▶ _What the task requires_: Copy out the data below as written; omit any images.

━━ Source material

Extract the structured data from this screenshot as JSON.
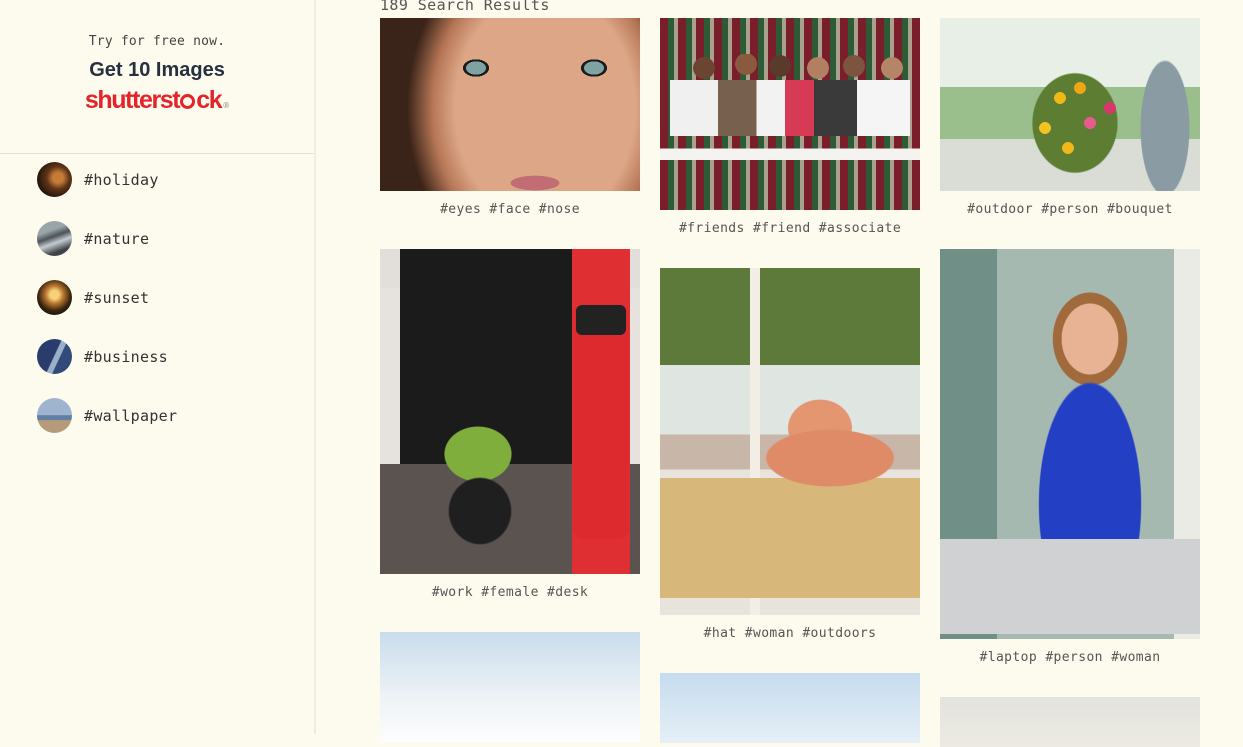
{
  "sidebar": {
    "promo": {
      "tagline": "Try for free now.",
      "headline": "Get 10 Images",
      "logo_text_before": "shutterst",
      "logo_text_after": "ck",
      "logo_trademark": "®",
      "brand_color": "#e3242b"
    },
    "tags": [
      {
        "label": "#holiday",
        "thumb_colors": [
          "#2b1a10",
          "#9a5c2c"
        ]
      },
      {
        "label": "#nature",
        "thumb_colors": [
          "#4a5056",
          "#a9b2b8"
        ]
      },
      {
        "label": "#sunset",
        "thumb_colors": [
          "#2a1608",
          "#f0b64a"
        ]
      },
      {
        "label": "#business",
        "thumb_colors": [
          "#1f2e55",
          "#8fa8c4"
        ]
      },
      {
        "label": "#wallpaper",
        "thumb_colors": [
          "#8fa6c2",
          "#9b7a5a"
        ]
      }
    ]
  },
  "main": {
    "results_label": "189 Search Results",
    "cards": [
      {
        "caption": "#eyes #face #nose"
      },
      {
        "caption": "#friends #friend #associate"
      },
      {
        "caption": "#outdoor #person #bouquet"
      },
      {
        "caption": "#work #female #desk"
      },
      {
        "caption": "#hat #woman #outdoors"
      },
      {
        "caption": "#laptop #person #woman"
      }
    ]
  },
  "colors": {
    "page_background": "#fdfbee",
    "text": "#555555"
  }
}
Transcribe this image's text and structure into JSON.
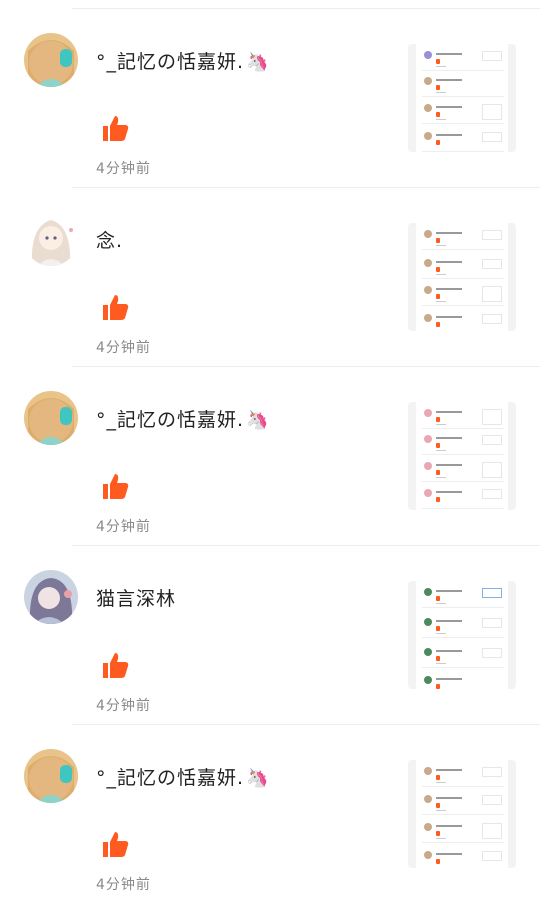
{
  "colors": {
    "like": "#ff5a1f",
    "time_text": "#8a8a8a",
    "divider": "#ececec"
  },
  "icons": {
    "like": "thumbs-up-icon",
    "unicorn": "unicorn-emoji"
  },
  "comments": [
    {
      "username": "°_記忆の恬嘉妍.",
      "emoji": "🦄",
      "time": "4分钟前",
      "avatar": "avatar-teal-girl"
    },
    {
      "username": "念.",
      "emoji": "",
      "time": "4分钟前",
      "avatar": "avatar-anime-girl"
    },
    {
      "username": "°_記忆の恬嘉妍.",
      "emoji": "🦄",
      "time": "4分钟前",
      "avatar": "avatar-teal-girl"
    },
    {
      "username": "猫言深林",
      "emoji": "",
      "time": "4分钟前",
      "avatar": "avatar-purple-girl"
    },
    {
      "username": "°_記忆の恬嘉妍.",
      "emoji": "🦄",
      "time": "4分钟前",
      "avatar": "avatar-teal-girl"
    }
  ]
}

━━━━

▶ _The reply_:
Extract the structured data from this screenshot as JSON.
{
  "sidebar": {
    "promo": {
      "tagline": "Try for free now.",
      "headline": "Get 10 Images",
      "logo_text_before": "shutterst",
      "logo_text_after": "ck",
      "logo_trademark": "®",
      "brand_color": "#e3242b"
    },
    "tags": [
      {
        "label": "#holiday",
        "thumb_colors": [
          "#2b1a10",
          "#9a5c2c"
        ]
      },
      {
        "label": "#nature",
        "thumb_colors": [
          "#4a5056",
          "#a9b2b8"
        ]
      },
      {
        "label": "#sunset",
        "thumb_colors": [
          "#2a1608",
          "#f0b64a"
        ]
      },
      {
        "label": "#business",
        "thumb_colors": [
          "#1f2e55",
          "#8fa8c4"
        ]
      },
      {
        "label": "#wallpaper",
        "thumb_colors": [
          "#8fa6c2",
          "#9b7a5a"
        ]
      }
    ]
  },
  "main": {
    "results_label": "189 Search Results",
    "cards": [
      {
        "caption": "#eyes #face #nose"
      },
      {
        "caption": "#friends #friend #associate"
      },
      {
        "caption": "#outdoor #person #bouquet"
      },
      {
        "caption": "#work #female #desk"
      },
      {
        "caption": "#hat #woman #outdoors"
      },
      {
        "caption": "#laptop #person #woman"
      }
    ]
  },
  "colors": {
    "page_background": "#fdfbee",
    "text": "#555555"
  }
}
Transcribe this image's text and structure into JSON.
{
  "colors": {
    "like": "#ff5a1f",
    "time_text": "#8a8a8a",
    "divider": "#ececec"
  },
  "icons": {
    "like": "thumbs-up-icon",
    "unicorn": "unicorn-emoji"
  },
  "comments": [
    {
      "username": "°_記忆の恬嘉妍.",
      "emoji": "🦄",
      "time": "4分钟前",
      "avatar": "avatar-teal-girl"
    },
    {
      "username": "念.",
      "emoji": "",
      "time": "4分钟前",
      "avatar": "avatar-anime-girl"
    },
    {
      "username": "°_記忆の恬嘉妍.",
      "emoji": "🦄",
      "time": "4分钟前",
      "avatar": "avatar-teal-girl"
    },
    {
      "username": "猫言深林",
      "emoji": "",
      "time": "4分钟前",
      "avatar": "avatar-purple-girl"
    },
    {
      "username": "°_記忆の恬嘉妍.",
      "emoji": "🦄",
      "time": "4分钟前",
      "avatar": "avatar-teal-girl"
    }
  ]
}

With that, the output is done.